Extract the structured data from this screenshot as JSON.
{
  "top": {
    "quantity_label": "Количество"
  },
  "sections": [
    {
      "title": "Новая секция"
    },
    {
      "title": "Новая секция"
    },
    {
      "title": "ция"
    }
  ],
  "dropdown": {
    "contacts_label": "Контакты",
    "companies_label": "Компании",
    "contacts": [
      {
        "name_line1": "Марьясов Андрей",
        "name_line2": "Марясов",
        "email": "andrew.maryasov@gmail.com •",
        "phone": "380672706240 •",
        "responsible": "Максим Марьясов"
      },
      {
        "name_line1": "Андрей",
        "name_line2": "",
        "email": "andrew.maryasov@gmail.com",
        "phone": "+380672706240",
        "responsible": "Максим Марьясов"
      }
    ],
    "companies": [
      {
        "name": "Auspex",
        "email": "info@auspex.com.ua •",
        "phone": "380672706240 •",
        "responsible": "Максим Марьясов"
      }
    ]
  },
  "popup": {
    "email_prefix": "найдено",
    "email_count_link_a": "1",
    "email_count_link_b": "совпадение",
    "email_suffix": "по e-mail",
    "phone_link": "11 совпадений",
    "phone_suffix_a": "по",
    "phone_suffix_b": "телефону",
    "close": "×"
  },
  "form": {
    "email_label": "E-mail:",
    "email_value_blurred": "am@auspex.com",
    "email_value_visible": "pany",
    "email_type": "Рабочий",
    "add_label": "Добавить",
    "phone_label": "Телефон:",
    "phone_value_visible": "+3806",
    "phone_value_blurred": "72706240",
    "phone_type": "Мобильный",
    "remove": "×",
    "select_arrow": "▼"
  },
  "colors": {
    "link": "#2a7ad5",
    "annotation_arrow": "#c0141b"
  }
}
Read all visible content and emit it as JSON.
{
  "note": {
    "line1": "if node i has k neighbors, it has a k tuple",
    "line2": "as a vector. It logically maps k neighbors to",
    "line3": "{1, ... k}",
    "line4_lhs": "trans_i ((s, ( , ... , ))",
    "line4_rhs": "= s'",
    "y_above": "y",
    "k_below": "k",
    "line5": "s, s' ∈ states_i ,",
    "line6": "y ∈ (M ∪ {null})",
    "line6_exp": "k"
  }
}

######

:: Exercise directions ::
Report how many lines include the word "neighbors". Give nothing but the number.

:: Output of the exercise ::
2